What you should do:
Examine the entries and show every line in which the word "this" is found.

(Saved entries)
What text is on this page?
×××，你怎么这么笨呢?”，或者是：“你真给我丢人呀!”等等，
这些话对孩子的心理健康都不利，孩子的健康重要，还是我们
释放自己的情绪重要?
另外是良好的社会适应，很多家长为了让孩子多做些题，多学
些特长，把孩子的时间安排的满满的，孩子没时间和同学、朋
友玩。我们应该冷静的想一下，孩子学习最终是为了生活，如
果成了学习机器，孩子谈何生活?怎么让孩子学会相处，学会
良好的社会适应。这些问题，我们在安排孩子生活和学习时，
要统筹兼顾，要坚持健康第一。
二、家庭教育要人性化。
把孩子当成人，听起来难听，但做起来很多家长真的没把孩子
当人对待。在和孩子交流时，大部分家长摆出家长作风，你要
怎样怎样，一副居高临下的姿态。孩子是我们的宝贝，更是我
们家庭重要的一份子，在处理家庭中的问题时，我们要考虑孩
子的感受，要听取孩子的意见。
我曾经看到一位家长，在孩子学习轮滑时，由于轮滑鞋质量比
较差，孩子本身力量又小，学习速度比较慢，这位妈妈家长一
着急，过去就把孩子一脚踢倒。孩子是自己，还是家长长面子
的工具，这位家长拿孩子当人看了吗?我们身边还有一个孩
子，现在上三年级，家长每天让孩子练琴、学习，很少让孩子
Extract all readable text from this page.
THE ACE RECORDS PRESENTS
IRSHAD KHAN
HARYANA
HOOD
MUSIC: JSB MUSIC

Task result:
What text is on this page?
Extract all readable text from this page.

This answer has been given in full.